-- Start of DATASET RECORDS --

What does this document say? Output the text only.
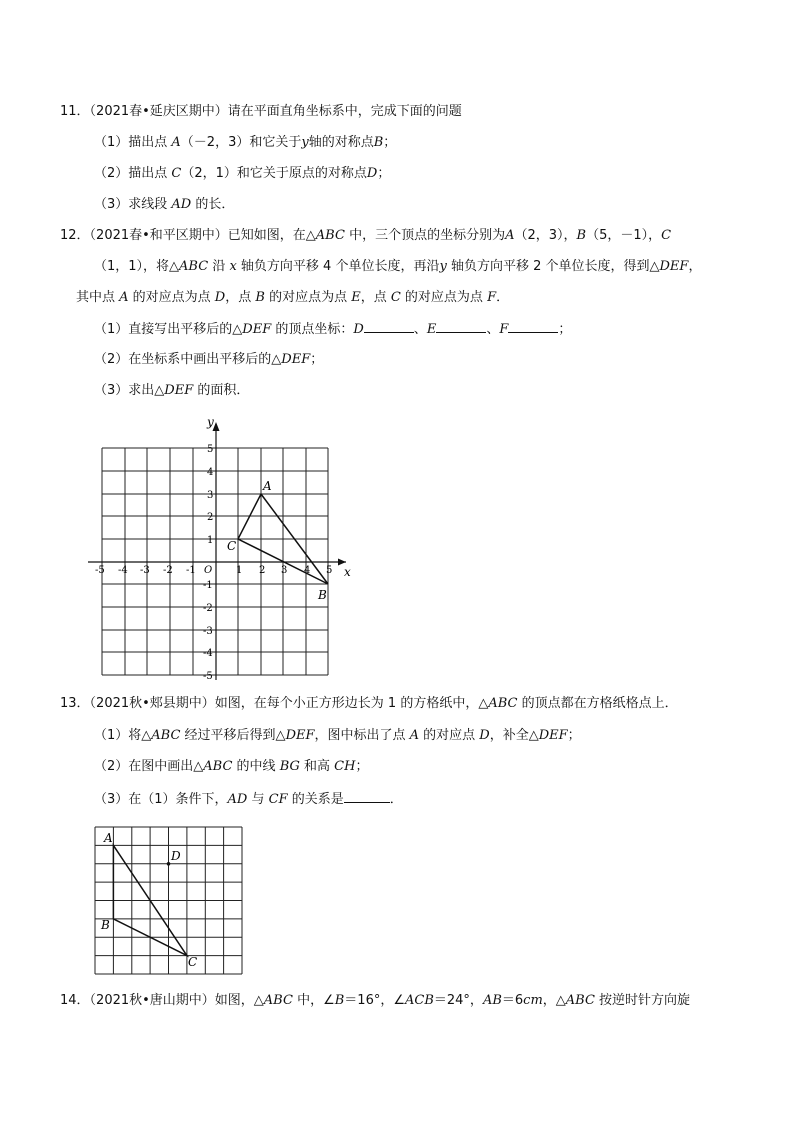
11．（2021春•延庆区期中）请在平面直角坐标系中，完成下面的问题
（1）描出点 A（－2，3）和它关于y轴的对称点B；
（2）描出点 C（2，1）和它关于原点的对称点D；
（3）求线段 AD 的长．
12．（2021春•和平区期中）已知如图，在△ABC 中，三个顶点的坐标分别为A（2，3），B（5，－1），C
（1，1），将△ABC 沿 x 轴负方向平移 4 个单位长度，再沿y 轴负方向平移 2 个单位长度，得到△DEF，
其中点 A 的对应点为点 D，点 B 的对应点为点 E，点 C 的对应点为点 F．
（1）直接写出平移后的△DEF 的顶点坐标：D	、E	、F	；
（2）在坐标系中画出平移后的△DEF；
（3）求出△DEF 的面积．
y
x
-5 -4 -3 -2 -1 O 1 2 3 4 5
5
4
3
2
1
-1
-2
-3
-4
-5
A
B
C
13．（2021秋•郏县期中）如图，在每个小正方形边长为 1 的方格纸中，△ABC 的顶点都在方格纸格点上．
（1）将△ABC 经过平移后得到△DEF，图中标出了点 A 的对应点 D，补全△DEF；
（2）在图中画出△ABC 的中线 BG 和高 CH；
（3）在（1）条件下，AD 与 CF 的关系是	．
A
B
C
D
14．（2021秋•唐山期中）如图，△ABC 中，∠B＝16°，∠ACB＝24°，AB＝6cm，△ABC 按逆时针方向旋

-- End of DATASET RECORDS --

§ **WHAT TO DO**: Quote in full the listing given above; the images are to be left out.

§ **SOLUTION TO THIS PROBLEM**:
What does this document say? Output the text only.
11．（2021春•延庆区期中）请在平面直角坐标系中，完成下面的问题
（1）描出点 A（－2，3）和它关于y轴的对称点B；
（2）描出点 C（2，1）和它关于原点的对称点D；
（3）求线段 AD 的长．
12．（2021春•和平区期中）已知如图，在△ABC 中，三个顶点的坐标分别为A（2，3），B（5，－1），C
（1，1），将△ABC 沿 x 轴负方向平移 4 个单位长度，再沿y 轴负方向平移 2 个单位长度，得到△DEF，
其中点 A 的对应点为点 D，点 B 的对应点为点 E，点 C 的对应点为点 F．
（1）直接写出平移后的△DEF 的顶点坐标：D	、E	、F	；
（2）在坐标系中画出平移后的△DEF；
（3）求出△DEF 的面积．
y
x
-5 -4 -3 -2 -1 O 1 2 3 4 5
5
4
3
2
1
-1
-2
-3
-4
-5
A
B
C
13．（2021秋•郏县期中）如图，在每个小正方形边长为 1 的方格纸中，△ABC 的顶点都在方格纸格点上．
（1）将△ABC 经过平移后得到△DEF，图中标出了点 A 的对应点 D，补全△DEF；
（2）在图中画出△ABC 的中线 BG 和高 CH；
（3）在（1）条件下，AD 与 CF 的关系是	．
A
B
C
D
14．（2021秋•唐山期中）如图，△ABC 中，∠B＝16°，∠ACB＝24°，AB＝6cm，△ABC 按逆时针方向旋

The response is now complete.